Region annotation records:

**********

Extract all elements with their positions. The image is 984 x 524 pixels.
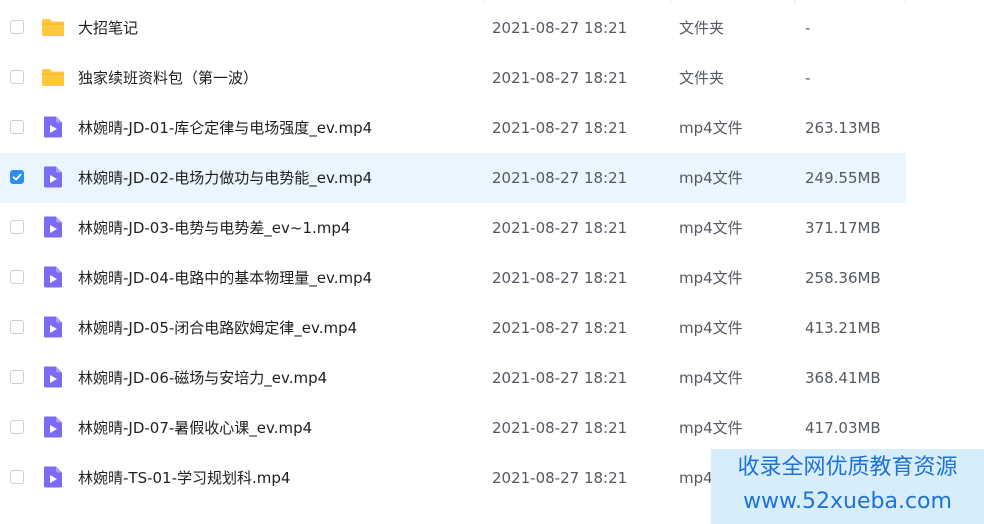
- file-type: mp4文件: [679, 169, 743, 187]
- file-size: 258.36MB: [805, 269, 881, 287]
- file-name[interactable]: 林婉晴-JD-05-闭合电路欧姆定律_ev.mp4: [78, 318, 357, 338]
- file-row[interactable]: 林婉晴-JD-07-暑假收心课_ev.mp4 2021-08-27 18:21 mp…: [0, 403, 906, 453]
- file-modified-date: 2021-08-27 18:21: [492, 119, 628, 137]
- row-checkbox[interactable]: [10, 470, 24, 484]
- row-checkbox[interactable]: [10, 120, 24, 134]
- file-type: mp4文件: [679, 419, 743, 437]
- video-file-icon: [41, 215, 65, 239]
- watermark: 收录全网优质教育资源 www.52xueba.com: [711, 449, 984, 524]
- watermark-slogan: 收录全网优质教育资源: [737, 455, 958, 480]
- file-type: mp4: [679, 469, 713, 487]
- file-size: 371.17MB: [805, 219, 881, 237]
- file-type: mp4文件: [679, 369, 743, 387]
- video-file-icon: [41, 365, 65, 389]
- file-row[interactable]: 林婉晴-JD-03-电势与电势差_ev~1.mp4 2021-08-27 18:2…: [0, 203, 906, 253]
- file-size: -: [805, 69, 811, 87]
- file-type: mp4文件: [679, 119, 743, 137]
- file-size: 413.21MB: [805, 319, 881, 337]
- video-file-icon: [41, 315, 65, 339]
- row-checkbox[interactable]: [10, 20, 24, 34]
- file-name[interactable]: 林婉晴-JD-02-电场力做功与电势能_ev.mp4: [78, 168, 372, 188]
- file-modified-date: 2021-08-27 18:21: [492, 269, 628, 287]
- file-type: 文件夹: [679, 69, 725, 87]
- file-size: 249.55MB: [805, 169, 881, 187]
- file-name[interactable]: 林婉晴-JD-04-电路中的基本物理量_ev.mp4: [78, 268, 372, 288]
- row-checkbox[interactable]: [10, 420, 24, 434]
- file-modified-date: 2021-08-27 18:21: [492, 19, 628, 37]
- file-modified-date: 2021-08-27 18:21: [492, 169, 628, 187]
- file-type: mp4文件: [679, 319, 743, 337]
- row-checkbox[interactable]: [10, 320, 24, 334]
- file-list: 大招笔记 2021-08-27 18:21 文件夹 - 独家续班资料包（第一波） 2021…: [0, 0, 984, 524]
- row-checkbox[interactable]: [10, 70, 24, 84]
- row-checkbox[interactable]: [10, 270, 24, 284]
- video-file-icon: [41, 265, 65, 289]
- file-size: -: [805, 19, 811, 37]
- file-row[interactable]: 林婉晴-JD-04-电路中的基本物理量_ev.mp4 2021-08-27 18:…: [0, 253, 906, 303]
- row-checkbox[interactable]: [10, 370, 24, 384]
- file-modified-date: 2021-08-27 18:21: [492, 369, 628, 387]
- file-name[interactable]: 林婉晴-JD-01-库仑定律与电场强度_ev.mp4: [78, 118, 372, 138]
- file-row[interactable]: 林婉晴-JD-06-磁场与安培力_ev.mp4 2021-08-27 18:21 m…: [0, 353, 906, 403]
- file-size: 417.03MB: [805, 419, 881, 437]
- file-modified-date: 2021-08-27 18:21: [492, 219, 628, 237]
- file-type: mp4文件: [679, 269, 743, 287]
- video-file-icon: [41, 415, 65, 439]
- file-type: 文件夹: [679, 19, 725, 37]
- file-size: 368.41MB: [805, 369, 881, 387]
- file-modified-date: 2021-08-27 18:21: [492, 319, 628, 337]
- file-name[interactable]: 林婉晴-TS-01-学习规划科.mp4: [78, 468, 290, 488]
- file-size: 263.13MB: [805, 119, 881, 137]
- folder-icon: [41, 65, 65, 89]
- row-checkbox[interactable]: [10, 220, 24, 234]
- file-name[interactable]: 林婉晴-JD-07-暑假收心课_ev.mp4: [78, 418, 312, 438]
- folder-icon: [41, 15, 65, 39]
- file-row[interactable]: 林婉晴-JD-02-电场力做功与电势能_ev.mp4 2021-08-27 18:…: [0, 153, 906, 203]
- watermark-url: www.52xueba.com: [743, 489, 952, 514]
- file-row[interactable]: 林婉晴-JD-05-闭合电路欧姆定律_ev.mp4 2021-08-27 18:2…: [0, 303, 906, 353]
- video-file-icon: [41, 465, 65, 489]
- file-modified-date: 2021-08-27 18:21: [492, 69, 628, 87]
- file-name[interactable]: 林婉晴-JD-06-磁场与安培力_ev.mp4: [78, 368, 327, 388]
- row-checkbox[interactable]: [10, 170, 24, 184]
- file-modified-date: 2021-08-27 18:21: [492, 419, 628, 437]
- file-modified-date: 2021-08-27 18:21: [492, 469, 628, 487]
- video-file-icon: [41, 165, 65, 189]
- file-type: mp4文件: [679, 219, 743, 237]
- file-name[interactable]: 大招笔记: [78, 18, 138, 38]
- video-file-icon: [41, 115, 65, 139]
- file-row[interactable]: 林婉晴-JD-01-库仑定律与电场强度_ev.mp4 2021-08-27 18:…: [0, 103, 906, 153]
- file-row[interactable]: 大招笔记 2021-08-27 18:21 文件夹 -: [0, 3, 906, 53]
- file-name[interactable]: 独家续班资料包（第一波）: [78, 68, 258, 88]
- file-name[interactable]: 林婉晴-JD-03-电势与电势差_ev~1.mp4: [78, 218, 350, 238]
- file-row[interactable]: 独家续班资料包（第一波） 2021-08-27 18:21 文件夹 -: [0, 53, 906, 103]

**********

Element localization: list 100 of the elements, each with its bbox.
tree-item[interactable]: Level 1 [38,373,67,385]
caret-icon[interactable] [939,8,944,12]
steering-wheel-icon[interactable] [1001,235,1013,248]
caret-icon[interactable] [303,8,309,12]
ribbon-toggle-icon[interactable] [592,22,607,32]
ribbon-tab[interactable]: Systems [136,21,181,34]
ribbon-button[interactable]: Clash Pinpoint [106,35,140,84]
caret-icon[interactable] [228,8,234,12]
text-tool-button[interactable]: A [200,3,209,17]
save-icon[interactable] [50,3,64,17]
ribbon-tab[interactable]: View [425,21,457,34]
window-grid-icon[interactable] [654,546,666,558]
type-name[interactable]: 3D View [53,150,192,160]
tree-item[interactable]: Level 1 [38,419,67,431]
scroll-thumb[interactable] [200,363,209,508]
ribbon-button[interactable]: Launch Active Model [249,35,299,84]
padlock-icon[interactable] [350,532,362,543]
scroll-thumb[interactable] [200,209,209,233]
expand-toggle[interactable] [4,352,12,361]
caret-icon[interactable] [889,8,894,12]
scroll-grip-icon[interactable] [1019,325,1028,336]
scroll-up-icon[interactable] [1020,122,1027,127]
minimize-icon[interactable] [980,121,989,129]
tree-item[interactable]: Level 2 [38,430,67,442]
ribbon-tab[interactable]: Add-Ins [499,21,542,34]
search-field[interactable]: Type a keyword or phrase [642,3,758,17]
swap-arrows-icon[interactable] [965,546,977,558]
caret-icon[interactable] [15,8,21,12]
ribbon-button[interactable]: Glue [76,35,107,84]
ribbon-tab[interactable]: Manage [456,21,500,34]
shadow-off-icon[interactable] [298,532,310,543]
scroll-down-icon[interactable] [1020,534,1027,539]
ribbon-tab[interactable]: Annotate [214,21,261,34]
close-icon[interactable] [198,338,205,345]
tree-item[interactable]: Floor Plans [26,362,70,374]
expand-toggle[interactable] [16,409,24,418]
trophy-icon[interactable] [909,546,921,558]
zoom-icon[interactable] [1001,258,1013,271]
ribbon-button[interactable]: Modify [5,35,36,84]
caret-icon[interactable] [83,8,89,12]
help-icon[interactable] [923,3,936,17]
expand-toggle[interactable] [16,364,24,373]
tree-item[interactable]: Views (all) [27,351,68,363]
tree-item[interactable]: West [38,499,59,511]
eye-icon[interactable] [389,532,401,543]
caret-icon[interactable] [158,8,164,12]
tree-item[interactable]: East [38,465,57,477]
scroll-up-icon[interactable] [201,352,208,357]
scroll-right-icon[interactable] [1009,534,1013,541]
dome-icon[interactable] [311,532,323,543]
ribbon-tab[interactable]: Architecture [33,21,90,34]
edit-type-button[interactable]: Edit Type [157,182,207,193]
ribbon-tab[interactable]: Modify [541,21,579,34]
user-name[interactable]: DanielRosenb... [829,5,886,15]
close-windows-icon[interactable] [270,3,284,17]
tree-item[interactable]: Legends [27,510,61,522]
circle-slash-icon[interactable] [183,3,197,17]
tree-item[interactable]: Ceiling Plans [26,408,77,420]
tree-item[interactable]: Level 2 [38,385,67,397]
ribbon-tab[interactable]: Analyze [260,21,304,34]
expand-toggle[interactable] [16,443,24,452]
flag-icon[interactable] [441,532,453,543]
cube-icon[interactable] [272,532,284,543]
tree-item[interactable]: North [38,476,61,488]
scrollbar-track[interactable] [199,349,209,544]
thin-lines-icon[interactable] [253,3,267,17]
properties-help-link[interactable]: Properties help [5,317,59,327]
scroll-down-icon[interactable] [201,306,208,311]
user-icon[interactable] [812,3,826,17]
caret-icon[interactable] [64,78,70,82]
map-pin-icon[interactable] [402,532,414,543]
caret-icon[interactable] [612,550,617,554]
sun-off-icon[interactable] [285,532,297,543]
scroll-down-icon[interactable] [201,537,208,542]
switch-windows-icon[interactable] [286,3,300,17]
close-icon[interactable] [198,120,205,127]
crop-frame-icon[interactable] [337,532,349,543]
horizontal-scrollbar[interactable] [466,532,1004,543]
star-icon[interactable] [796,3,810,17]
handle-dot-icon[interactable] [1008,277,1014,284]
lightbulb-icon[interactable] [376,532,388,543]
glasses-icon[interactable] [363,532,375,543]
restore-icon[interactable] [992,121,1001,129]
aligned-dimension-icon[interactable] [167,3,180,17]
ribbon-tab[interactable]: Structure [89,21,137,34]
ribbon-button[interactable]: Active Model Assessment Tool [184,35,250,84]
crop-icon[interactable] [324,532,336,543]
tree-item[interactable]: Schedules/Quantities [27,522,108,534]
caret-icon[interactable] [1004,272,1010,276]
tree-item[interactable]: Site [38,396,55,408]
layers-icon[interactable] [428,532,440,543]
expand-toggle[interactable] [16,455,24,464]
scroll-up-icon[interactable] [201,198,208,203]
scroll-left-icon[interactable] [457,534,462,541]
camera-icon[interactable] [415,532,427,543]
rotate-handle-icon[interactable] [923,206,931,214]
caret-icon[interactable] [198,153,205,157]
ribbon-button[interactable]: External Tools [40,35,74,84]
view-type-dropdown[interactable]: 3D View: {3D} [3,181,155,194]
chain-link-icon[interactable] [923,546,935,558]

**********

*Required work*. Rewrite the lines from the one containing "Element localization: list" through the one containing "caret-icon[interactable] [303,8,309,12]", changing "steering-wheel-icon" to "navigation-wheel-icon" and leaving everything else as it is.

*Result of the task*.
Element localization: list 100 of the elements, each with its bbox.
tree-item[interactable]: Level 1 [38,373,67,385]
caret-icon[interactable] [939,8,944,12]
navigation-wheel-icon[interactable] [1001,235,1013,248]
caret-icon[interactable] [303,8,309,12]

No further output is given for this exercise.